* begin *
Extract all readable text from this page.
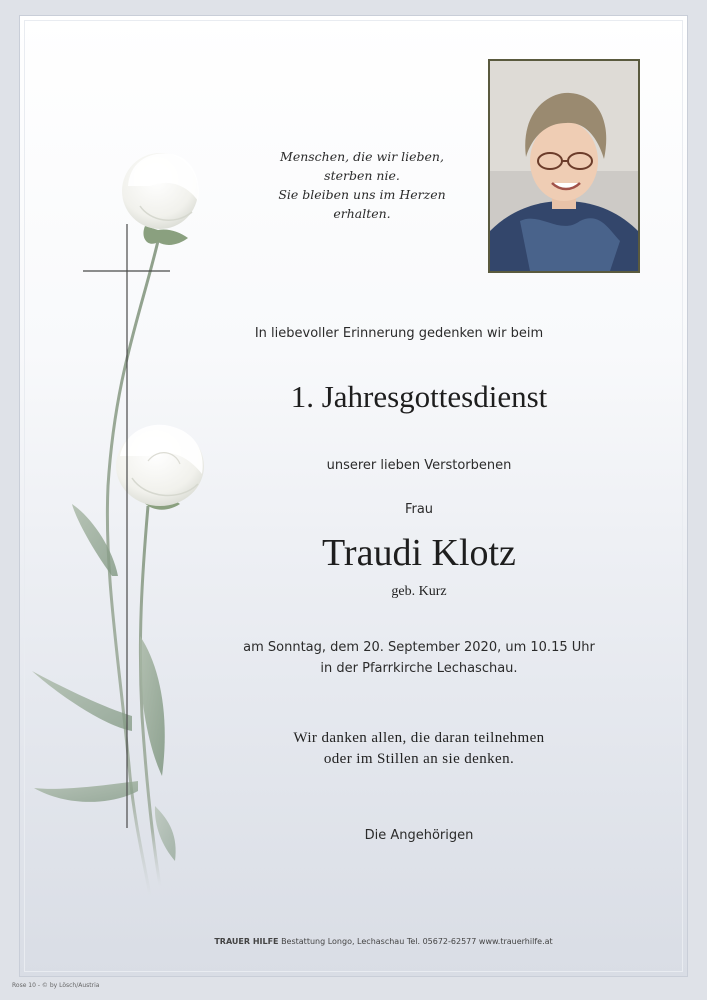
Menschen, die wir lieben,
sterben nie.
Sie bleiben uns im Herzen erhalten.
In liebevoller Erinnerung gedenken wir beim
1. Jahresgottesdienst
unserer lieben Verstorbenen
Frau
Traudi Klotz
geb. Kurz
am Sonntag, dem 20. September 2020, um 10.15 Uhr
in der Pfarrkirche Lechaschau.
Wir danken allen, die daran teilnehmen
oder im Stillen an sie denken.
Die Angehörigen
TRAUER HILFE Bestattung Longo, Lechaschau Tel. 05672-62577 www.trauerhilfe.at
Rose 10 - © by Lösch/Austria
* end *
• What the task asks
Print out the whole of the material word for word, without pictures.

• Answer
Extract all readable text from this page.
Menschen, die wir lieben,
sterben nie.
Sie bleiben uns im Herzen erhalten.
In liebevoller Erinnerung gedenken wir beim
1. Jahresgottesdienst
unserer lieben Verstorbenen
Frau
Traudi Klotz
geb. Kurz
am Sonntag, dem 20. September 2020, um 10.15 Uhr
in der Pfarrkirche Lechaschau.
Wir danken allen, die daran teilnehmen
oder im Stillen an sie denken.
Die Angehörigen
TRAUER HILFE Bestattung Longo, Lechaschau Tel. 05672-62577 www.trauerhilfe.at
Rose 10 - © by Lösch/Austria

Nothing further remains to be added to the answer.